* [WHAT YOU HAVE TO DO]
Pictures do not belong in the copy, so please give every entry below again exactly.

* [DATA FOR PROCESSING]
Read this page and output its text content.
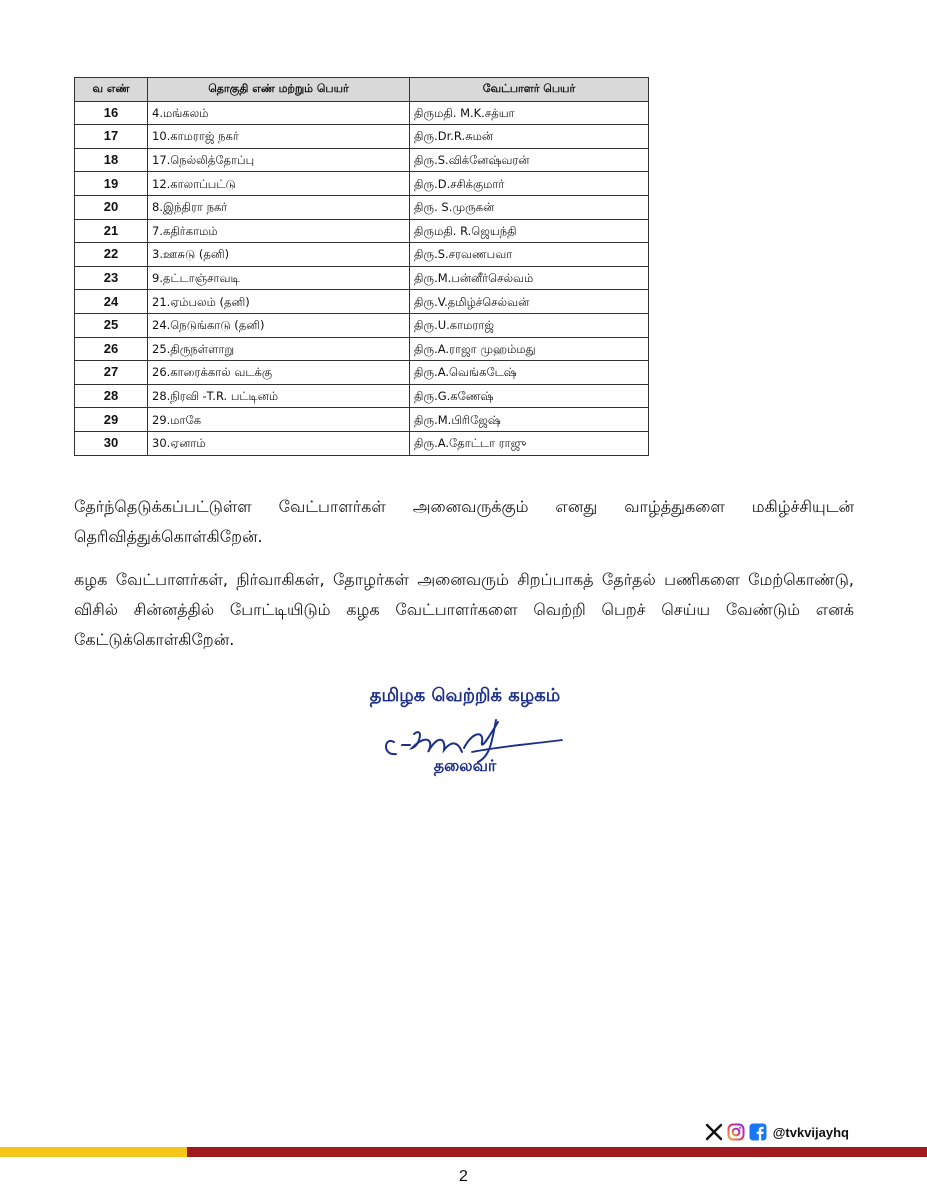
வ எண்	தொகுதி எண் மற்றும் பெயர்	வேட்பாளர் பெயர்
16	4.மங்கலம்	திருமதி. M.K.சத்யா
17	10.காமராஜ் நகர்	திரு.Dr.R.சுமன்
18	17.நெல்லித்தோப்பு	திரு.S.விக்னேஷ்வரன்
19	12.காலாப்பட்டு	திரு.D.சசிக்குமார்
20	8.இந்திரா நகர்	திரு. S.முருகன்
21	7.கதிர்காமம்	திருமதி. R.ஜெயந்தி
22	3.ஊசுடு (தனி)	திரு.S.சரவணபவா
23	9.தட்டாஞ்சாவடி	திரு.M.பன்னீர்செல்வம்
24	21.ஏம்பலம் (தனி)	திரு.V.தமிழ்ச்செல்வன்
25	24.நெடுங்காடு (தனி)	திரு.U.காமராஜ்
26	25.திருநள்ளாறு	திரு.A.ராஜா முஹம்மது
27	26.காரைக்கால் வடக்கு	திரு.A.வெங்கடேஷ்
28	28.நிரவி -T.R. பட்டினம்	திரு.G.கணேஷ்
29	29.மாகே	திரு.M.பிரிஜேஷ்
30	30.ஏனாம்	திரு.A.தோட்டா ராஜு

தேர்ந்தெடுக்கப்பட்டுள்ள வேட்பாளர்கள் அனைவருக்கும் எனது வாழ்த்துகளை மகிழ்ச்சியுடன் தெரிவித்துக்கொள்கிறேன்.

கழக வேட்பாளர்கள், நிர்வாகிகள், தோழர்கள் அனைவரும் சிறப்பாகத் தேர்தல் பணிகளை மேற்கொண்டு, விசில் சின்னத்தில் போட்டியிடும் கழக வேட்பாளர்களை வெற்றி பெறச் செய்ய வேண்டும் எனக் கேட்டுக்கொள்கிறேன்.

தமிழக வெற்றிக் கழகம்
தலைவர்
@tvkvijayhq
2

* [THE ANSWER]
Read this page and output its text content.
வ எண்	தொகுதி எண் மற்றும் பெயர்	வேட்பாளர் பெயர்
16	4.மங்கலம்	திருமதி. M.K.சத்யா
17	10.காமராஜ் நகர்	திரு.Dr.R.சுமன்
18	17.நெல்லித்தோப்பு	திரு.S.விக்னேஷ்வரன்
19	12.காலாப்பட்டு	திரு.D.சசிக்குமார்
20	8.இந்திரா நகர்	திரு. S.முருகன்
21	7.கதிர்காமம்	திருமதி. R.ஜெயந்தி
22	3.ஊசுடு (தனி)	திரு.S.சரவணபவா
23	9.தட்டாஞ்சாவடி	திரு.M.பன்னீர்செல்வம்
24	21.ஏம்பலம் (தனி)	திரு.V.தமிழ்ச்செல்வன்
25	24.நெடுங்காடு (தனி)	திரு.U.காமராஜ்
26	25.திருநள்ளாறு	திரு.A.ராஜா முஹம்மது
27	26.காரைக்கால் வடக்கு	திரு.A.வெங்கடேஷ்
28	28.நிரவி -T.R. பட்டினம்	திரு.G.கணேஷ்
29	29.மாகே	திரு.M.பிரிஜேஷ்
30	30.ஏனாம்	திரு.A.தோட்டா ராஜு

தேர்ந்தெடுக்கப்பட்டுள்ள வேட்பாளர்கள் அனைவருக்கும் எனது வாழ்த்துகளை மகிழ்ச்சியுடன் தெரிவித்துக்கொள்கிறேன்.

கழக வேட்பாளர்கள், நிர்வாகிகள், தோழர்கள் அனைவரும் சிறப்பாகத் தேர்தல் பணிகளை மேற்கொண்டு, விசில் சின்னத்தில் போட்டியிடும் கழக வேட்பாளர்களை வெற்றி பெறச் செய்ய வேண்டும் எனக் கேட்டுக்கொள்கிறேன்.

தமிழக வெற்றிக் கழகம்
தலைவர்
@tvkvijayhq
2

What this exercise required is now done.